▸ **Given instruction**
Return all lines in the material below that contain "instagram".

-- Dataset content start --

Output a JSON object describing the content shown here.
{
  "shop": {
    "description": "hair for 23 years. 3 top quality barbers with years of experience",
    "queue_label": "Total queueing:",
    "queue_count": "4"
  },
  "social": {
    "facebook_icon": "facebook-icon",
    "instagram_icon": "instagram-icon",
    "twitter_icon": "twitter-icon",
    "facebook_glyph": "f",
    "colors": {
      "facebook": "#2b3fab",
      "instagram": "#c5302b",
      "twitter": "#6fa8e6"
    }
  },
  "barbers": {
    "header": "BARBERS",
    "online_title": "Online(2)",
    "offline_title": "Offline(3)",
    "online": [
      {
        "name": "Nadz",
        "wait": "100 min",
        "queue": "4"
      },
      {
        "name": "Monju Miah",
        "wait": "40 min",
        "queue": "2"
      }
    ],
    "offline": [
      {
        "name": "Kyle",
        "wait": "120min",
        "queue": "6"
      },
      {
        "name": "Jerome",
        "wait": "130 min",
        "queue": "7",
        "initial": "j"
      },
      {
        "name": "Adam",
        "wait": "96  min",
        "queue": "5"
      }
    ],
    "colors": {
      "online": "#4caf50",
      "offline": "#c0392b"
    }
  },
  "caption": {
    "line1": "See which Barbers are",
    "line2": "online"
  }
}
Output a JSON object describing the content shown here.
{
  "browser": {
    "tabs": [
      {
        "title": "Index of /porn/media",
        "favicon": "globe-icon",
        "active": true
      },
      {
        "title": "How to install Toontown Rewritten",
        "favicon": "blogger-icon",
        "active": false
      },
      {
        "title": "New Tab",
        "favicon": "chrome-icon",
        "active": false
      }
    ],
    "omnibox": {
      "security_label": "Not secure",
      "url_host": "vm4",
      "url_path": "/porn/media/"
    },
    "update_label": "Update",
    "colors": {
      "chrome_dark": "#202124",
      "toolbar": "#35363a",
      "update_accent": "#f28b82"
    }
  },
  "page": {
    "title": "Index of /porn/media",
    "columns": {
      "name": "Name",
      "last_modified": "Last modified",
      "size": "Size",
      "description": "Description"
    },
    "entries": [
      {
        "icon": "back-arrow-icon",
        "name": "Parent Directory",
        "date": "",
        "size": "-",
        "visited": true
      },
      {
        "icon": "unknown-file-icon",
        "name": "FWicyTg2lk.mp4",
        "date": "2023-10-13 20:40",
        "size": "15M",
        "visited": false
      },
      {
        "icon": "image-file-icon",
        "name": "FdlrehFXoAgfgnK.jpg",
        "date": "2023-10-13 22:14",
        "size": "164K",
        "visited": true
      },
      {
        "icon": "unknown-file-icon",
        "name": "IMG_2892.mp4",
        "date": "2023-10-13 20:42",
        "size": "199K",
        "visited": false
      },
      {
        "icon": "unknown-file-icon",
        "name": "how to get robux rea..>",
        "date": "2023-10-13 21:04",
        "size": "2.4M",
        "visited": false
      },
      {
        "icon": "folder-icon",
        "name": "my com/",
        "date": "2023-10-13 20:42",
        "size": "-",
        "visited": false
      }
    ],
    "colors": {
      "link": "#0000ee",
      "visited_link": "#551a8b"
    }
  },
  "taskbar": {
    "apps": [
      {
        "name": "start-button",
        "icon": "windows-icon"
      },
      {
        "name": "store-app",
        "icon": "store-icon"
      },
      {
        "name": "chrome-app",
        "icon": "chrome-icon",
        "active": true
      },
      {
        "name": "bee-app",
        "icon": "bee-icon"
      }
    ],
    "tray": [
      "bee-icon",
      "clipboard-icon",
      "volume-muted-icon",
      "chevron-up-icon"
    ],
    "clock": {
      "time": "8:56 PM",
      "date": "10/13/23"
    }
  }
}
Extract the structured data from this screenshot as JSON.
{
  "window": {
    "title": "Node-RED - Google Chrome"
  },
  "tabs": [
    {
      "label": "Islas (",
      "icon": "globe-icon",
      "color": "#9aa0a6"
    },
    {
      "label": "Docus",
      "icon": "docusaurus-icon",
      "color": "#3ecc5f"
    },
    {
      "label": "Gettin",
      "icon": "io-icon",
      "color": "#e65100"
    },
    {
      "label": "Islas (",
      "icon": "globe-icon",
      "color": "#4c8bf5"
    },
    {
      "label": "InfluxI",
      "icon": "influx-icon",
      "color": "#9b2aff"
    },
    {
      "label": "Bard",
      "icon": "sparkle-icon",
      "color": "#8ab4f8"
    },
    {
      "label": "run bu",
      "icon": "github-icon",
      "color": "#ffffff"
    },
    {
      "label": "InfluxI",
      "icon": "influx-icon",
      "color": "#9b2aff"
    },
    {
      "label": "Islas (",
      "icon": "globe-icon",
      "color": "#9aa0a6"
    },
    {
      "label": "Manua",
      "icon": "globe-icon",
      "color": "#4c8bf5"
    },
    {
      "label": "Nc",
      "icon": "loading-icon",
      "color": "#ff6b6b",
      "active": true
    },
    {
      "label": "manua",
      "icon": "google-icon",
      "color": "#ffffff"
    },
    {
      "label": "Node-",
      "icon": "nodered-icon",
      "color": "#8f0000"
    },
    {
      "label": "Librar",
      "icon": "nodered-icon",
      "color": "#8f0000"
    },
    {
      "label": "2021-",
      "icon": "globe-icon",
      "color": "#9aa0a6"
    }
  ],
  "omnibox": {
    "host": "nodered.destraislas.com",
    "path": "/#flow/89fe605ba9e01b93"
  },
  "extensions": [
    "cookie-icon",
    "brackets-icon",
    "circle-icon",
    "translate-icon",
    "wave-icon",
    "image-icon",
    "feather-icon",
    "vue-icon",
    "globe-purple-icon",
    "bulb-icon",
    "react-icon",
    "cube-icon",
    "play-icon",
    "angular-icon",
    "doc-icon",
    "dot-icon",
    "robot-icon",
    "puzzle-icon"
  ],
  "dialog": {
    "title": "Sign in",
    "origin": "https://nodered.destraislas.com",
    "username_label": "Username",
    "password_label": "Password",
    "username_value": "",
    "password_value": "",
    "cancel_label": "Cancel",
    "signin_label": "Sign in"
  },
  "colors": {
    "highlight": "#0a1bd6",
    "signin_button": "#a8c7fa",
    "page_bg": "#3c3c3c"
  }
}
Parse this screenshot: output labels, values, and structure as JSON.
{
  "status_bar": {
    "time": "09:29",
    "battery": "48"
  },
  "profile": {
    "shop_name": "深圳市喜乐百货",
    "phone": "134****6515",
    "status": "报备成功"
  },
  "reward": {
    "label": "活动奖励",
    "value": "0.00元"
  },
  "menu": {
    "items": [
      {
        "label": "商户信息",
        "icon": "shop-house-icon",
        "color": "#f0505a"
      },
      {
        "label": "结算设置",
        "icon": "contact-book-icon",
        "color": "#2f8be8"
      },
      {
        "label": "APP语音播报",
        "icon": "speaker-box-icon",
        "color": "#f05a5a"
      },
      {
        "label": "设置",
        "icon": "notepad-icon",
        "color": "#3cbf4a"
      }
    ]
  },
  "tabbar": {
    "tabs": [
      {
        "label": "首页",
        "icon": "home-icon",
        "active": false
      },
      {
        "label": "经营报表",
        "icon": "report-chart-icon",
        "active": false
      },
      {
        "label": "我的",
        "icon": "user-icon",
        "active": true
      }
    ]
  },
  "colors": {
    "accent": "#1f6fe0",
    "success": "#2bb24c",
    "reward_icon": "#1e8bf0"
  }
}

-- Dataset content end --

▸ **Response to this exercise**
    "instagram_icon": "instagram-icon",
      "instagram": "#c5302b",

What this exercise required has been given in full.